Dataset entries:
— START —

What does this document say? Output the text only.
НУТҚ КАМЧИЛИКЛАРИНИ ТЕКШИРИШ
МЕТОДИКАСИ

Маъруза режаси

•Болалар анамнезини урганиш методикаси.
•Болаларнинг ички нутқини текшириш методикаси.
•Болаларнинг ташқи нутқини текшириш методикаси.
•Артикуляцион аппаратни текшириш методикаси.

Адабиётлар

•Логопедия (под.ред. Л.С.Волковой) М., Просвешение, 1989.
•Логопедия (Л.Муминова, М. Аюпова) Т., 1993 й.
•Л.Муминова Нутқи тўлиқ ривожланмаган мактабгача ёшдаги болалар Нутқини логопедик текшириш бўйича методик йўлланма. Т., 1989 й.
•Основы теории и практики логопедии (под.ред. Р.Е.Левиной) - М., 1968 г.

— END —

◆ GOAL ◆
Show every line in the entries where the string "Логопедия" occurs.

◆ FINAL RESULT ◆
•Логопедия (под.ред. Л.С.Волковой) М., Просвешение, 1989.
•Логопедия (Л.Муминова, М. Аюпова) Т., 1993 й.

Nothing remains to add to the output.